Locate the lines of the listing below that hold "Compared", then copy each of them.

[Rows from a figure dataset]
§ §

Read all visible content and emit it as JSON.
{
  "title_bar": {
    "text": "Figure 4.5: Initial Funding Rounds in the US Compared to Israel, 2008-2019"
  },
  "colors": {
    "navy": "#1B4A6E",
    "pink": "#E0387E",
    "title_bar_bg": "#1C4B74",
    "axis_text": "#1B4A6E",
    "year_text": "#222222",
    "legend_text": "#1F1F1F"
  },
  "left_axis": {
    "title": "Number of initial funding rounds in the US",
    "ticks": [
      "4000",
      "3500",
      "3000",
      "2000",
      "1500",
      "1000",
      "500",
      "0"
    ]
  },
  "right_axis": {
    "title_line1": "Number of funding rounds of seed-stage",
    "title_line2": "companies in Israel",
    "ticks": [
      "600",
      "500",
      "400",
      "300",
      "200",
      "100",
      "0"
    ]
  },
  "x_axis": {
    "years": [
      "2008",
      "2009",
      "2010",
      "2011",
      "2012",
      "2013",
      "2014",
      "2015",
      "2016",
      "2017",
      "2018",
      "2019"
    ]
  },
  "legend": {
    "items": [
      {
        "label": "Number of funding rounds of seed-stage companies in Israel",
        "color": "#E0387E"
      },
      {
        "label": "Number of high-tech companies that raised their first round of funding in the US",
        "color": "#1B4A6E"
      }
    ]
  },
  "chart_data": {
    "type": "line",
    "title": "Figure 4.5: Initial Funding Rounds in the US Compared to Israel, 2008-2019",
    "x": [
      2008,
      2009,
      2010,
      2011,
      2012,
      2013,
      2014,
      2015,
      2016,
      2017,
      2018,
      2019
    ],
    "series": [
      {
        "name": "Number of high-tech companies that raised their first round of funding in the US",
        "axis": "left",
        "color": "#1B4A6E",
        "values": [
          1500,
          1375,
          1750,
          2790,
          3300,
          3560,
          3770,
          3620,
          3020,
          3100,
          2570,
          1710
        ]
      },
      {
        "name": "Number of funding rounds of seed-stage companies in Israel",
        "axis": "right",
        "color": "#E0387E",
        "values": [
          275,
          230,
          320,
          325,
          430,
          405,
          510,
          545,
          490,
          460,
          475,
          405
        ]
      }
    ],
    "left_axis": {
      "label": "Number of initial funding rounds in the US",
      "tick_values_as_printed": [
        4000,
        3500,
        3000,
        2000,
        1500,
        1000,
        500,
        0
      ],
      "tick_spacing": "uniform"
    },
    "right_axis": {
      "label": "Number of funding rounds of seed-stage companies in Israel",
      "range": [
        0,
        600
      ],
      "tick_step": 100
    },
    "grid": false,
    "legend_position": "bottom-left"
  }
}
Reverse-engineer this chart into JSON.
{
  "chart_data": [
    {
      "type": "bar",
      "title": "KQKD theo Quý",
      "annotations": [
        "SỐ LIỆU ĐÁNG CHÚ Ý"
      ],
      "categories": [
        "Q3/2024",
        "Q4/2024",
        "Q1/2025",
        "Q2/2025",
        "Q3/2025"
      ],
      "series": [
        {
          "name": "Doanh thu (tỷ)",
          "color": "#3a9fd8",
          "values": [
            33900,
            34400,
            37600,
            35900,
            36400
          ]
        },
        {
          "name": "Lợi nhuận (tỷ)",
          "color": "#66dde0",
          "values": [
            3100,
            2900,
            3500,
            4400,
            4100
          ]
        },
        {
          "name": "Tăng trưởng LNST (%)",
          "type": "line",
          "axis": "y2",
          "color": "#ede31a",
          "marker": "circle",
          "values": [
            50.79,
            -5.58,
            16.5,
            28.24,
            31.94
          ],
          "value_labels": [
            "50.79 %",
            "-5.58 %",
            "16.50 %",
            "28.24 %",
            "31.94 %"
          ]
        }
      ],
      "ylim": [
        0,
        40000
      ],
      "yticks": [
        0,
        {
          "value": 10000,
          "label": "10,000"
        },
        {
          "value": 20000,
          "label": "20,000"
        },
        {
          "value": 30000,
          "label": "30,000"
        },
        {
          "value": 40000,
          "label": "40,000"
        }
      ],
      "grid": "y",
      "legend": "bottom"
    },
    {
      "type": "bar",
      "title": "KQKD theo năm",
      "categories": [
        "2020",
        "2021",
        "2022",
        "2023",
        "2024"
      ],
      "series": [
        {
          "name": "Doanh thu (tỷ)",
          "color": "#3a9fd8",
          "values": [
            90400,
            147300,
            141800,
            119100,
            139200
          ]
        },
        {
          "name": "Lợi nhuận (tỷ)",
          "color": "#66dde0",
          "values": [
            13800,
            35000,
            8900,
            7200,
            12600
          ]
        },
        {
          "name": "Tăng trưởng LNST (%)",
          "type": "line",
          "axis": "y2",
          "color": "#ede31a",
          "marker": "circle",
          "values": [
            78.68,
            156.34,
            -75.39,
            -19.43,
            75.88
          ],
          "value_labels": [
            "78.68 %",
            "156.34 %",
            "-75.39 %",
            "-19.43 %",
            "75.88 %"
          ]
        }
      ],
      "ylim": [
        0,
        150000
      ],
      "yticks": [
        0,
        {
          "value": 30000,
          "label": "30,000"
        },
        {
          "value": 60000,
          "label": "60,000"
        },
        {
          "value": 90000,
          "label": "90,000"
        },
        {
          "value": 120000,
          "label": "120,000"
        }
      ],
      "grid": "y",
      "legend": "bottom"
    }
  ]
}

§ §

Written solution:
    "text": "Figure 4.5: Initial Funding Rounds in the US Compared to Israel, 2008-2019"
    "title": "Figure 4.5: Initial Funding Rounds in the US Compared to Israel, 2008-2019",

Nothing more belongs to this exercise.